**Exercise goal:** Reproduce each line from the records that holds "sudo".
# # #
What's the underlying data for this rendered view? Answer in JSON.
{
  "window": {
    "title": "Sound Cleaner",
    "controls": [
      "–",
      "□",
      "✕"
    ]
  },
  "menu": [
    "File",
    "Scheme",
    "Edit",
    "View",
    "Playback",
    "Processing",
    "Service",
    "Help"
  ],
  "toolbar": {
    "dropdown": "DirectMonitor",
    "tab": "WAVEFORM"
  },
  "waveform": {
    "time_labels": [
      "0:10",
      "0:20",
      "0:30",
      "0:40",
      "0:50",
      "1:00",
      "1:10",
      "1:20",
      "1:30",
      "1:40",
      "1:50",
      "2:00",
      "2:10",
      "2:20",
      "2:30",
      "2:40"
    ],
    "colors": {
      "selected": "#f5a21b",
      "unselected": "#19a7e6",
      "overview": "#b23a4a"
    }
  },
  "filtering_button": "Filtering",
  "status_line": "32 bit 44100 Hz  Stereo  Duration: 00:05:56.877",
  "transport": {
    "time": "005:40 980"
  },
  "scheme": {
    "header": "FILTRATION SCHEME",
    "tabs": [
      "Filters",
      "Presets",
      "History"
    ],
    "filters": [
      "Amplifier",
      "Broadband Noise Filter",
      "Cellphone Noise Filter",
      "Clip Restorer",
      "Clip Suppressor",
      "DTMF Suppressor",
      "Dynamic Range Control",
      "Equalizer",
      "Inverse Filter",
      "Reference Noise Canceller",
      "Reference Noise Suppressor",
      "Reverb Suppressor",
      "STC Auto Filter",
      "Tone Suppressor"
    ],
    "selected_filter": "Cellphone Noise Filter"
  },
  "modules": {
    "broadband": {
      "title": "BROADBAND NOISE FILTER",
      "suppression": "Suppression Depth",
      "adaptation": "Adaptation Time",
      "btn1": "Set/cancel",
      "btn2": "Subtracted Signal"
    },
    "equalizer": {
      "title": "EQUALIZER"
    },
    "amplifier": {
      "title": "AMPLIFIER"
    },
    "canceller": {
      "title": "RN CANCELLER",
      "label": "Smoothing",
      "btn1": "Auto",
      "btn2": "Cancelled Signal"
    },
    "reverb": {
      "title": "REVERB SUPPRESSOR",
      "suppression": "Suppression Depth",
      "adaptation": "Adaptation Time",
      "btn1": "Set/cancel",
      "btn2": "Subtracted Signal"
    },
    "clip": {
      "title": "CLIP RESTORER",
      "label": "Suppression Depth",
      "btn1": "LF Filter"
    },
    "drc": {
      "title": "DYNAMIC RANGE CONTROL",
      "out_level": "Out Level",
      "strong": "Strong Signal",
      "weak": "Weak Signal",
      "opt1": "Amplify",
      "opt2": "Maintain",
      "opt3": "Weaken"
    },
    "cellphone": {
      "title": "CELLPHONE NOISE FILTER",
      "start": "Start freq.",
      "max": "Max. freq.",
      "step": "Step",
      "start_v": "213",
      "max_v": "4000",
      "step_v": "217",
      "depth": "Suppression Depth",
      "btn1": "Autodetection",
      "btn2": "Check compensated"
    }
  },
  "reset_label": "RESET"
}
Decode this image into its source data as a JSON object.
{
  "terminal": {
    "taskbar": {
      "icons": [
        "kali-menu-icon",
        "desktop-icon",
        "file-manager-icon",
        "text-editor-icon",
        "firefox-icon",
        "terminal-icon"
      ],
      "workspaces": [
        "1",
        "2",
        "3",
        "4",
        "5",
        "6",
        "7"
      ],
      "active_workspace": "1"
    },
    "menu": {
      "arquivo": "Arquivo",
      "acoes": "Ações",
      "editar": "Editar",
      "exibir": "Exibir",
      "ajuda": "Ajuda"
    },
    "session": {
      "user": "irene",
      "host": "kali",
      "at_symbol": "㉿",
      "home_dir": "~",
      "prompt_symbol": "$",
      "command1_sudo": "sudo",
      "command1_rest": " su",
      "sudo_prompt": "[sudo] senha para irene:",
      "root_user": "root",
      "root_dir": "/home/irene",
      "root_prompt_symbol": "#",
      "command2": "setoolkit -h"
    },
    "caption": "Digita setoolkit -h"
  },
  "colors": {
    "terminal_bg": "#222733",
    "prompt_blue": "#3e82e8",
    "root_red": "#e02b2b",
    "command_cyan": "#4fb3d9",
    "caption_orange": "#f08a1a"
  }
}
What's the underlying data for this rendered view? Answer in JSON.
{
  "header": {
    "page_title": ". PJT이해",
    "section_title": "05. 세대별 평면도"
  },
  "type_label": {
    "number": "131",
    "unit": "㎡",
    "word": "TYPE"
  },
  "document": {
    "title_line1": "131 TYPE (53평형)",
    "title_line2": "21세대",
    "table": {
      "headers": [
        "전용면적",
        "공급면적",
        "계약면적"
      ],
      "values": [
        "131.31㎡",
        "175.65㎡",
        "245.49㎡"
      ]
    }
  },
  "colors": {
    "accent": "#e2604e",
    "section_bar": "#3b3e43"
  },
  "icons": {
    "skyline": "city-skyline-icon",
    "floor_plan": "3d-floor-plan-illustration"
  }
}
# # #
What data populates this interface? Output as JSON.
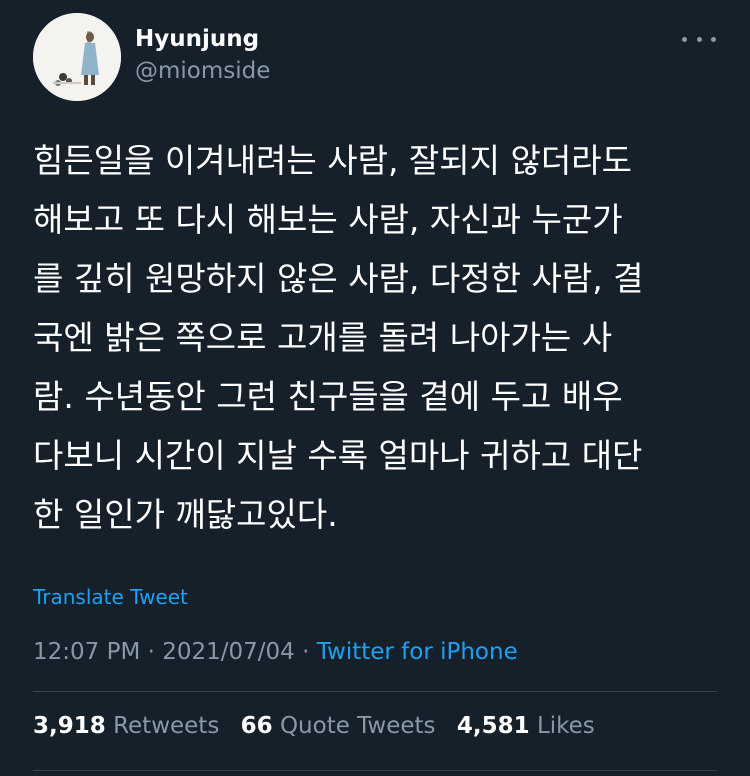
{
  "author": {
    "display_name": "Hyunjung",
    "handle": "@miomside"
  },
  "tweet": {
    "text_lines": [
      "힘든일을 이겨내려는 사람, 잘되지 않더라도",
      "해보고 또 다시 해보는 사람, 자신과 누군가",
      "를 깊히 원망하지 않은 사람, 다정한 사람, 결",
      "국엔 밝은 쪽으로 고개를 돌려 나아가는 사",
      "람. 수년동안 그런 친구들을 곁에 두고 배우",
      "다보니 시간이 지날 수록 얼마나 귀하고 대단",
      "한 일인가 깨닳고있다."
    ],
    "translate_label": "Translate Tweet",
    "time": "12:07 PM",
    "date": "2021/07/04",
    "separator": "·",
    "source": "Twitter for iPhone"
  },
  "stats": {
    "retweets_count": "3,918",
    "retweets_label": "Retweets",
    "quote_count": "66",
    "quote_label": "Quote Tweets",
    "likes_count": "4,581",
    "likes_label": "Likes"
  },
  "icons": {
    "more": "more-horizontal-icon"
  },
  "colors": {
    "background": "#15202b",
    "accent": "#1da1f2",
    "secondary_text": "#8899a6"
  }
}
# # #
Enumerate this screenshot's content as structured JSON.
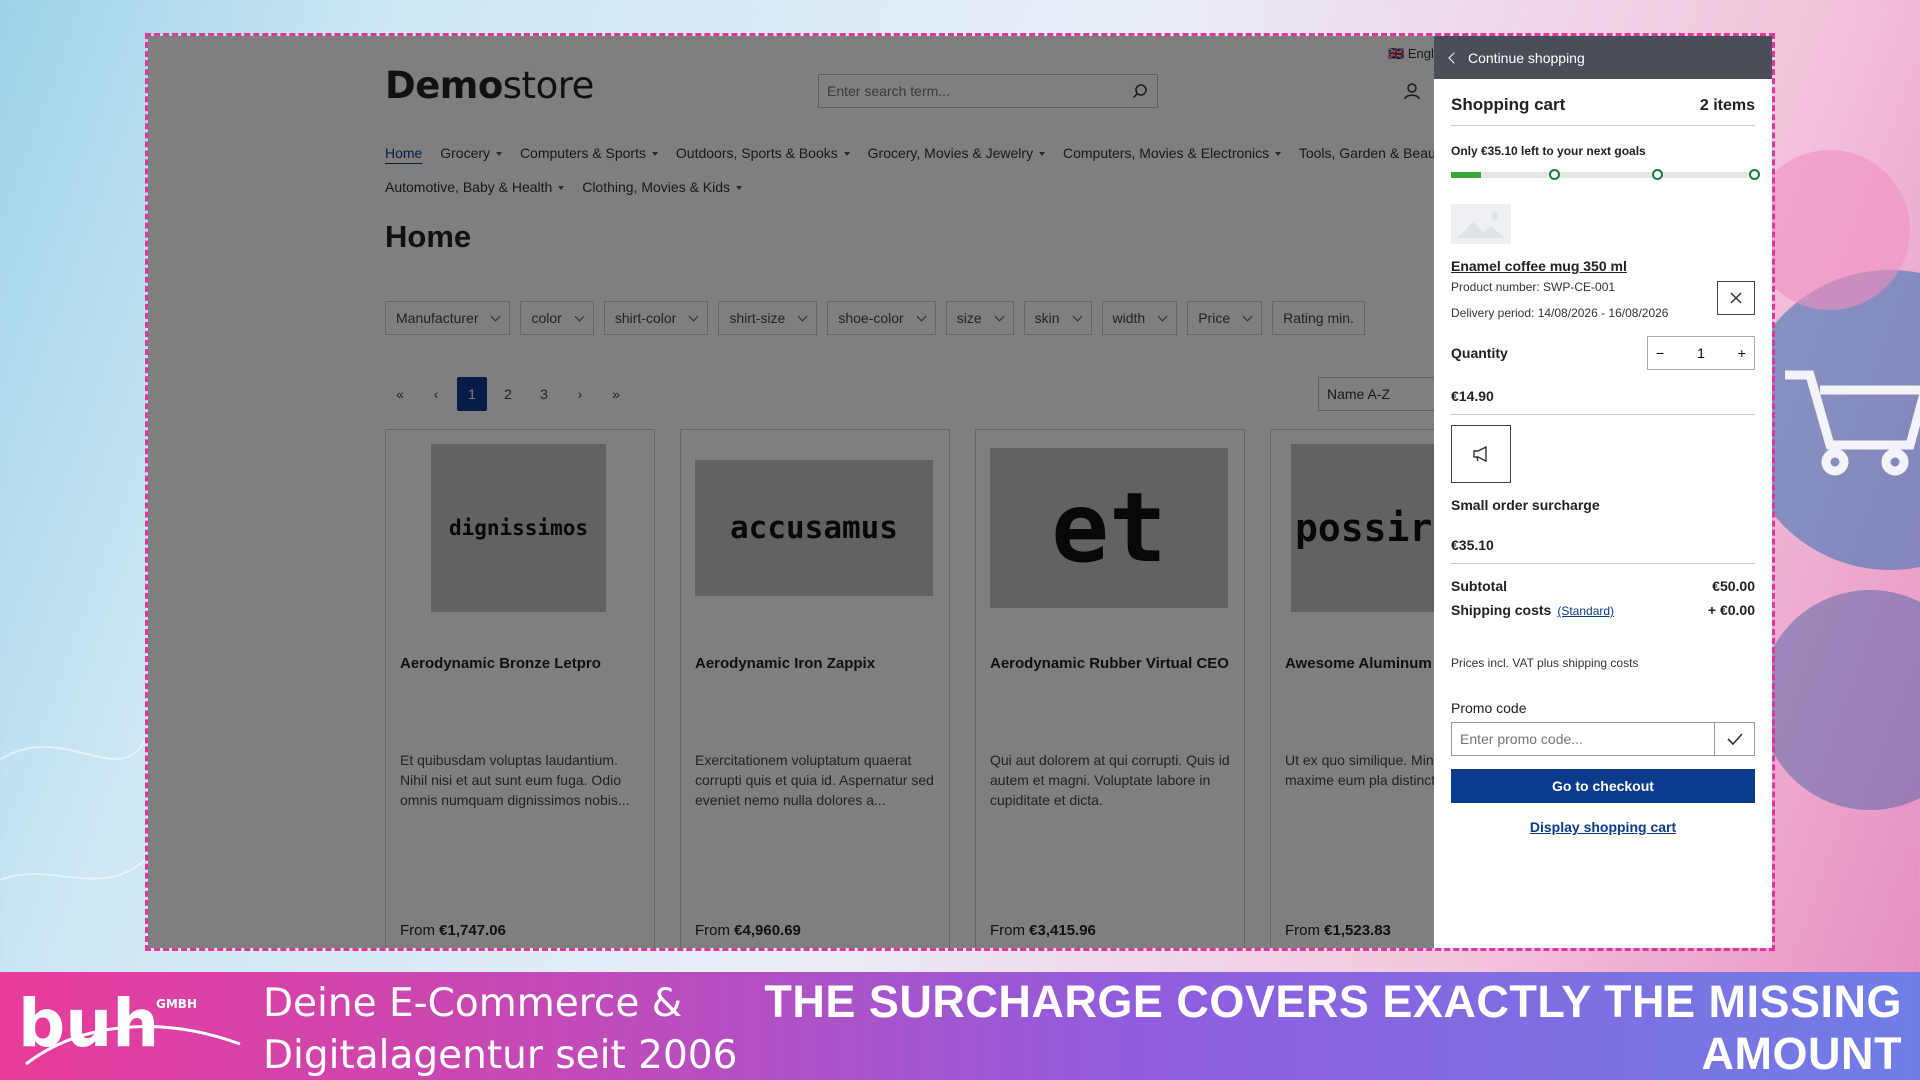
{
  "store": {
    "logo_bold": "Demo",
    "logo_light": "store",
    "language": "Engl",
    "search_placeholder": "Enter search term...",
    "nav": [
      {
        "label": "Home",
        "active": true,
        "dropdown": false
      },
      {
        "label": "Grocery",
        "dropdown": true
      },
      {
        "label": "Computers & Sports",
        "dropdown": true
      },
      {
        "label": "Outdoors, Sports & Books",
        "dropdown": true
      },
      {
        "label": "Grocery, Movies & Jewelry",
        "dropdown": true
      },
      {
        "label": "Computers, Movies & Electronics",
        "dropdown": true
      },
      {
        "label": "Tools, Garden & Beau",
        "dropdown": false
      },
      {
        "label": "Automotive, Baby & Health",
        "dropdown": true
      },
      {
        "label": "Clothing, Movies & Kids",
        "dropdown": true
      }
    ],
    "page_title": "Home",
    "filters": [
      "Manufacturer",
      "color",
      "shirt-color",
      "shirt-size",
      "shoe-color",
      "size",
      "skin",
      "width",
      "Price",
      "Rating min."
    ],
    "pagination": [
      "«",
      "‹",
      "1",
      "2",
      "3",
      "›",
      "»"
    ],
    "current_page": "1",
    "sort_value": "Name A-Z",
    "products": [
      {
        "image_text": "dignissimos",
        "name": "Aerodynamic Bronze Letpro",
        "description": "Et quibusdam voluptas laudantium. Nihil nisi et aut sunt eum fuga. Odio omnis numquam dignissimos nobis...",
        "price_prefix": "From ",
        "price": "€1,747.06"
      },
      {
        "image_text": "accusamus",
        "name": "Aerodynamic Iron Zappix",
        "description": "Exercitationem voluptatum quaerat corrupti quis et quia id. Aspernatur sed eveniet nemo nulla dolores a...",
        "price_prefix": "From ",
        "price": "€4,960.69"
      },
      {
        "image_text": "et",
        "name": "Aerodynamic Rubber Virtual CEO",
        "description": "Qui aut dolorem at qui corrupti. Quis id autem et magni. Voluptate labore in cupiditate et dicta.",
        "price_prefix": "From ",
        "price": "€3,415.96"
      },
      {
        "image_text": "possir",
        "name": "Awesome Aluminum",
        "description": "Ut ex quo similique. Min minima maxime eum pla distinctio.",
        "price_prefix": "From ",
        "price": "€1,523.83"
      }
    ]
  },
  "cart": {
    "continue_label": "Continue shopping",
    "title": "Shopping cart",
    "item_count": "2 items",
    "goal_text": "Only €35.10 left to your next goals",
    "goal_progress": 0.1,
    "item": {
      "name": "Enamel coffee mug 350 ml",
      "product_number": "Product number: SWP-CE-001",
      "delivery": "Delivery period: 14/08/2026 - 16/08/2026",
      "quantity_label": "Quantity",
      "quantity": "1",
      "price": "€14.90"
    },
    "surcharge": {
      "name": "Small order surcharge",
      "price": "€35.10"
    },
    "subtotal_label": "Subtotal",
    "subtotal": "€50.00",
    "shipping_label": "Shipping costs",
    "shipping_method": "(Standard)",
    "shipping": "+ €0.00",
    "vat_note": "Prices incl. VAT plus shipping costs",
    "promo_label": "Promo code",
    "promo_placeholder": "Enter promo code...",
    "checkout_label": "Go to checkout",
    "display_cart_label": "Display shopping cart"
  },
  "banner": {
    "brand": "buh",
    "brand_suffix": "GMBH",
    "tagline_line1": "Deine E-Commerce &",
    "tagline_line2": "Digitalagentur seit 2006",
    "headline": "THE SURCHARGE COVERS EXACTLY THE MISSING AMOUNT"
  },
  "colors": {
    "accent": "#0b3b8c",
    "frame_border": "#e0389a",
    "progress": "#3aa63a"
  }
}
# # #
**Answer to this task:**
      "command1_sudo": "sudo",
      "sudo_prompt": "[sudo] senha para irene:",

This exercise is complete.